Task item:
Repeat the records. Match each character exactly.

[Items from a data source]
[Start of Attachment]

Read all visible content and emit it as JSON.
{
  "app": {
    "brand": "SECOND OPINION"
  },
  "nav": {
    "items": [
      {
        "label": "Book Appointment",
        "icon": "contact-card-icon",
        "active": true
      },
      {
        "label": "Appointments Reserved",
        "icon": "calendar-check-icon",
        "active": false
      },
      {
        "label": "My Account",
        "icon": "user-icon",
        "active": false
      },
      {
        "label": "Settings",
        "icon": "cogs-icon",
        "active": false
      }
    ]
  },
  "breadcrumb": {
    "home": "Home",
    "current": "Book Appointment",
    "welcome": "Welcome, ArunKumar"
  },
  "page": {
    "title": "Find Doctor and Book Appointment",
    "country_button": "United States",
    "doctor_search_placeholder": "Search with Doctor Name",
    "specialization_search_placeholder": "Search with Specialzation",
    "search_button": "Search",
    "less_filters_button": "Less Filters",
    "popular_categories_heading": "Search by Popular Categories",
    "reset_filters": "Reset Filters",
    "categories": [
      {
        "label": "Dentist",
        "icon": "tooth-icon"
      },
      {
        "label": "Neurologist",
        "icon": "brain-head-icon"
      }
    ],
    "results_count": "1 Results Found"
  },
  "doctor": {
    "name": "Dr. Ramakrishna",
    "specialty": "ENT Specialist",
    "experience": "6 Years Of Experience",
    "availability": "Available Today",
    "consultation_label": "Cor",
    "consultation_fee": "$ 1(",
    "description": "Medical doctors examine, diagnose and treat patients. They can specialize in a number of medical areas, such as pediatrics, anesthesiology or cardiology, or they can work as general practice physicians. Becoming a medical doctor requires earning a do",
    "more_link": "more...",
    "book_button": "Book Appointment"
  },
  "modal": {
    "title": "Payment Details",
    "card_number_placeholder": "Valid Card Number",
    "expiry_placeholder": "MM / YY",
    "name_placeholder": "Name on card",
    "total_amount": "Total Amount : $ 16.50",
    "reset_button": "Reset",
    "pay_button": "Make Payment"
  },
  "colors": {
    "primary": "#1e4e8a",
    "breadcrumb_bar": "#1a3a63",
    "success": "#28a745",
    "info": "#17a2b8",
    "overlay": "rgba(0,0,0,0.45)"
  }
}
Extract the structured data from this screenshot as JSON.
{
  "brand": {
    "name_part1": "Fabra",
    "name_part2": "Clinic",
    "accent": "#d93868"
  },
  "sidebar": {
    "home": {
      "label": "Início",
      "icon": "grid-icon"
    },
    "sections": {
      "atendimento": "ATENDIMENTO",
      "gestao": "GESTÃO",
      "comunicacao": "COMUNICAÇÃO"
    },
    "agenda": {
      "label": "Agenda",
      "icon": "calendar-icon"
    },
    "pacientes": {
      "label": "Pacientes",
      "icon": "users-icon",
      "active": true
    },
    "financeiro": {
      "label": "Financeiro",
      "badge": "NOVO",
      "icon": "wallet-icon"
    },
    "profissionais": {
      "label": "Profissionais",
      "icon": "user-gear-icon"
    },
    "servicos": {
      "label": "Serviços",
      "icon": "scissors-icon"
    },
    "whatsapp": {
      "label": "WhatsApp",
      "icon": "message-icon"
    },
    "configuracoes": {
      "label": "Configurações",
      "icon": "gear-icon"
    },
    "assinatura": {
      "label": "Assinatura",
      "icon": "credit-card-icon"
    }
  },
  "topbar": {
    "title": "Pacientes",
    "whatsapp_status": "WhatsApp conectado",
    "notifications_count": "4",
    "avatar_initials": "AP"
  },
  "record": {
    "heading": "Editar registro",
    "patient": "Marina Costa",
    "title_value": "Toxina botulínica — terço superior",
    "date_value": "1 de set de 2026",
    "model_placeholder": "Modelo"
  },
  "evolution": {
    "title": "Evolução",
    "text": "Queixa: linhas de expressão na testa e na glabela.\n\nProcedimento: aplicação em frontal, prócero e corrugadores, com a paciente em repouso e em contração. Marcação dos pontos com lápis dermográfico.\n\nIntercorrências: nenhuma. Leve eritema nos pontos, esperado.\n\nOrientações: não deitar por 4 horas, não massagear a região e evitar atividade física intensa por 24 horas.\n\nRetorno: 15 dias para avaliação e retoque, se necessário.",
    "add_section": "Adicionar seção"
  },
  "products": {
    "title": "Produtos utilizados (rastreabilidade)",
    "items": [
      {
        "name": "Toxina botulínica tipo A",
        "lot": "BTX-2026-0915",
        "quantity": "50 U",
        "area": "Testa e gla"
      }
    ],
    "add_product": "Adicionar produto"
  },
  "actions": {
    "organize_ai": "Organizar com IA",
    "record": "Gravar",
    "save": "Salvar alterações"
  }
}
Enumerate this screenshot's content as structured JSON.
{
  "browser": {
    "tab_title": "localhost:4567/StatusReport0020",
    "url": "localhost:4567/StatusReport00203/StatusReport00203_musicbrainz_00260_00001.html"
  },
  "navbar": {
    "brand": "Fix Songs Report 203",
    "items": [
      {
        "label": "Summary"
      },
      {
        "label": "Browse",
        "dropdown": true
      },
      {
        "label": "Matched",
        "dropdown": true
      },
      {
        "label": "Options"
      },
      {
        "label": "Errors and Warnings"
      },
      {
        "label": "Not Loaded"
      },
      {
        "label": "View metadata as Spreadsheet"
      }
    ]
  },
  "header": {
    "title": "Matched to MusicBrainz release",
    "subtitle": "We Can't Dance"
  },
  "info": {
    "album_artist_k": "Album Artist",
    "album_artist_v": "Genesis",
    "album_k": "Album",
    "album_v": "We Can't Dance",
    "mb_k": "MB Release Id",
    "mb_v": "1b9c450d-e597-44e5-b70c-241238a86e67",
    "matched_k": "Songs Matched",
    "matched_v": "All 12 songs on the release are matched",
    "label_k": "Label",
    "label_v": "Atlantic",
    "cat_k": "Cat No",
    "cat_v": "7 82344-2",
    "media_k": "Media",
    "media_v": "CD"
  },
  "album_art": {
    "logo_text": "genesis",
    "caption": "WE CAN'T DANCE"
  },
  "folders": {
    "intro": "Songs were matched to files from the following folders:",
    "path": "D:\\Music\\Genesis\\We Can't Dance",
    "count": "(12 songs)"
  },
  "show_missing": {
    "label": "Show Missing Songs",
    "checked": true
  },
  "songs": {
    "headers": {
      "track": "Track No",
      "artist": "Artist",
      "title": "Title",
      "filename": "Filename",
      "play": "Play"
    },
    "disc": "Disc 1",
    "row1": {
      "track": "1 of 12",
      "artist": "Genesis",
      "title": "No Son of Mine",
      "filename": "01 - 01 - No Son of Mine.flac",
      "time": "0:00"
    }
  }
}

[End of Attachment]

Response to this exercise:
Read all visible content and emit it as JSON.
{
  "app": {
    "brand": "SECOND OPINION"
  },
  "nav": {
    "items": [
      {
        "label": "Book Appointment",
        "icon": "contact-card-icon",
        "active": true
      },
      {
        "label": "Appointments Reserved",
        "icon": "calendar-check-icon",
        "active": false
      },
      {
        "label": "My Account",
        "icon": "user-icon",
        "active": false
      },
      {
        "label": "Settings",
        "icon": "cogs-icon",
        "active": false
      }
    ]
  },
  "breadcrumb": {
    "home": "Home",
    "current": "Book Appointment",
    "welcome": "Welcome, ArunKumar"
  },
  "page": {
    "title": "Find Doctor and Book Appointment",
    "country_button": "United States",
    "doctor_search_placeholder": "Search with Doctor Name",
    "specialization_search_placeholder": "Search with Specialzation",
    "search_button": "Search",
    "less_filters_button": "Less Filters",
    "popular_categories_heading": "Search by Popular Categories",
    "reset_filters": "Reset Filters",
    "categories": [
      {
        "label": "Dentist",
        "icon": "tooth-icon"
      },
      {
        "label": "Neurologist",
        "icon": "brain-head-icon"
      }
    ],
    "results_count": "1 Results Found"
  },
  "doctor": {
    "name": "Dr. Ramakrishna",
    "specialty": "ENT Specialist",
    "experience": "6 Years Of Experience",
    "availability": "Available Today",
    "consultation_label": "Cor",
    "consultation_fee": "$ 1(",
    "description": "Medical doctors examine, diagnose and treat patients. They can specialize in a number of medical areas, such as pediatrics, anesthesiology or cardiology, or they can work as general practice physicians. Becoming a medical doctor requires earning a do",
    "more_link": "more...",
    "book_button": "Book Appointment"
  },
  "modal": {
    "title": "Payment Details",
    "card_number_placeholder": "Valid Card Number",
    "expiry_placeholder": "MM / YY",
    "name_placeholder": "Name on card",
    "total_amount": "Total Amount : $ 16.50",
    "reset_button": "Reset",
    "pay_button": "Make Payment"
  },
  "colors": {
    "primary": "#1e4e8a",
    "breadcrumb_bar": "#1a3a63",
    "success": "#28a745",
    "info": "#17a2b8",
    "overlay": "rgba(0,0,0,0.45)"
  }
}
Extract the structured data from this screenshot as JSON.
{
  "brand": {
    "name_part1": "Fabra",
    "name_part2": "Clinic",
    "accent": "#d93868"
  },
  "sidebar": {
    "home": {
      "label": "Início",
      "icon": "grid-icon"
    },
    "sections": {
      "atendimento": "ATENDIMENTO",
      "gestao": "GESTÃO",
      "comunicacao": "COMUNICAÇÃO"
    },
    "agenda": {
      "label": "Agenda",
      "icon": "calendar-icon"
    },
    "pacientes": {
      "label": "Pacientes",
      "icon": "users-icon",
      "active": true
    },
    "financeiro": {
      "label": "Financeiro",
      "badge": "NOVO",
      "icon": "wallet-icon"
    },
    "profissionais": {
      "label": "Profissionais",
      "icon": "user-gear-icon"
    },
    "servicos": {
      "label": "Serviços",
      "icon": "scissors-icon"
    },
    "whatsapp": {
      "label": "WhatsApp",
      "icon": "message-icon"
    },
    "configuracoes": {
      "label": "Configurações",
      "icon": "gear-icon"
    },
    "assinatura": {
      "label": "Assinatura",
      "icon": "credit-card-icon"
    }
  },
  "topbar": {
    "title": "Pacientes",
    "whatsapp_status": "WhatsApp conectado",
    "notifications_count": "4",
    "avatar_initials": "AP"
  },
  "record": {
    "heading": "Editar registro",
    "patient": "Marina Costa",
    "title_value": "Toxina botulínica — terço superior",
    "date_value": "1 de set de 2026",
    "model_placeholder": "Modelo"
  },
  "evolution": {
    "title": "Evolução",
    "text": "Queixa: linhas de expressão na testa e na glabela.\n\nProcedimento: aplicação em frontal, prócero e corrugadores, com a paciente em repouso e em contração. Marcação dos pontos com lápis dermográfico.\n\nIntercorrências: nenhuma. Leve eritema nos pontos, esperado.\n\nOrientações: não deitar por 4 horas, não massagear a região e evitar atividade física intensa por 24 horas.\n\nRetorno: 15 dias para avaliação e retoque, se necessário.",
    "add_section": "Adicionar seção"
  },
  "products": {
    "title": "Produtos utilizados (rastreabilidade)",
    "items": [
      {
        "name": "Toxina botulínica tipo A",
        "lot": "BTX-2026-0915",
        "quantity": "50 U",
        "area": "Testa e gla"
      }
    ],
    "add_product": "Adicionar produto"
  },
  "actions": {
    "organize_ai": "Organizar com IA",
    "record": "Gravar",
    "save": "Salvar alterações"
  }
}
Enumerate this screenshot's content as structured JSON.
{
  "browser": {
    "tab_title": "localhost:4567/StatusReport0020",
    "url": "localhost:4567/StatusReport00203/StatusReport00203_musicbrainz_00260_00001.html"
  },
  "navbar": {
    "brand": "Fix Songs Report 203",
    "items": [
      {
        "label": "Summary"
      },
      {
        "label": "Browse",
        "dropdown": true
      },
      {
        "label": "Matched",
        "dropdown": true
      },
      {
        "label": "Options"
      },
      {
        "label": "Errors and Warnings"
      },
      {
        "label": "Not Loaded"
      },
      {
        "label": "View metadata as Spreadsheet"
      }
    ]
  },
  "header": {
    "title": "Matched to MusicBrainz release",
    "subtitle": "We Can't Dance"
  },
  "info": {
    "album_artist_k": "Album Artist",
    "album_artist_v": "Genesis",
    "album_k": "Album",
    "album_v": "We Can't Dance",
    "mb_k": "MB Release Id",
    "mb_v": "1b9c450d-e597-44e5-b70c-241238a86e67",
    "matched_k": "Songs Matched",
    "matched_v": "All 12 songs on the release are matched",
    "label_k": "Label",
    "label_v": "Atlantic",
    "cat_k": "Cat No",
    "cat_v": "7 82344-2",
    "media_k": "Media",
    "media_v": "CD"
  },
  "album_art": {
    "logo_text": "genesis",
    "caption": "WE CAN'T DANCE"
  },
  "folders": {
    "intro": "Songs were matched to files from the following folders:",
    "path": "D:\\Music\\Genesis\\We Can't Dance",
    "count": "(12 songs)"
  },
  "show_missing": {
    "label": "Show Missing Songs",
    "checked": true
  },
  "songs": {
    "headers": {
      "track": "Track No",
      "artist": "Artist",
      "title": "Title",
      "filename": "Filename",
      "play": "Play"
    },
    "disc": "Disc 1",
    "row1": {
      "track": "1 of 12",
      "artist": "Genesis",
      "title": "No Son of Mine",
      "filename": "01 - 01 - No Son of Mine.flac",
      "time": "0:00"
    }
  }
}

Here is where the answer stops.